## STATED EXERCISE
Copy out each line of the listing that has the word "this" in it.

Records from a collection
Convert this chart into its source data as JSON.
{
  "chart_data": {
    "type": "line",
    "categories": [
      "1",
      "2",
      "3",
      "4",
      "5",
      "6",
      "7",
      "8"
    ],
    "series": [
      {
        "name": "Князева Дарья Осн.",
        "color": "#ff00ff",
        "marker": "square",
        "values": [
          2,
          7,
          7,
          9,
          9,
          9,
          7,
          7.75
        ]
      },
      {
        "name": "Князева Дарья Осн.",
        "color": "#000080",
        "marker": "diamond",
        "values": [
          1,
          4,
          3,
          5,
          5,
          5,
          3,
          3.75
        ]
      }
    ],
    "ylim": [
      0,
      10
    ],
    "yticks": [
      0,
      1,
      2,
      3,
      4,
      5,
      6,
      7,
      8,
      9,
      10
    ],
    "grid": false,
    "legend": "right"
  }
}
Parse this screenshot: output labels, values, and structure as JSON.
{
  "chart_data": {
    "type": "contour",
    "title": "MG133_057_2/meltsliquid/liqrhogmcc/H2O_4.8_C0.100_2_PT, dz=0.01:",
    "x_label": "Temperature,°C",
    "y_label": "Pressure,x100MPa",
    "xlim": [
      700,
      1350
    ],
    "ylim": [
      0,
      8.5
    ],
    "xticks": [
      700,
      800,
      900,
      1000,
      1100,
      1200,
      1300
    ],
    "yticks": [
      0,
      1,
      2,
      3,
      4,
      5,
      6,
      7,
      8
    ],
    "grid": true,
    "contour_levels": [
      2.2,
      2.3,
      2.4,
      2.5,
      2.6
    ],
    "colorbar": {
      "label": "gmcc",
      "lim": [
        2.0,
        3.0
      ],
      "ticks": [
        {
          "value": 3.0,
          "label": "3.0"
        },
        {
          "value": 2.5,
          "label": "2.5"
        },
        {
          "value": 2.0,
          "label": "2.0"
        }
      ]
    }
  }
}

## SOLUTION BELOW
Convert this chart into its source data as JSON.
Parse this screenshot: output labels, values, and structure as JSON.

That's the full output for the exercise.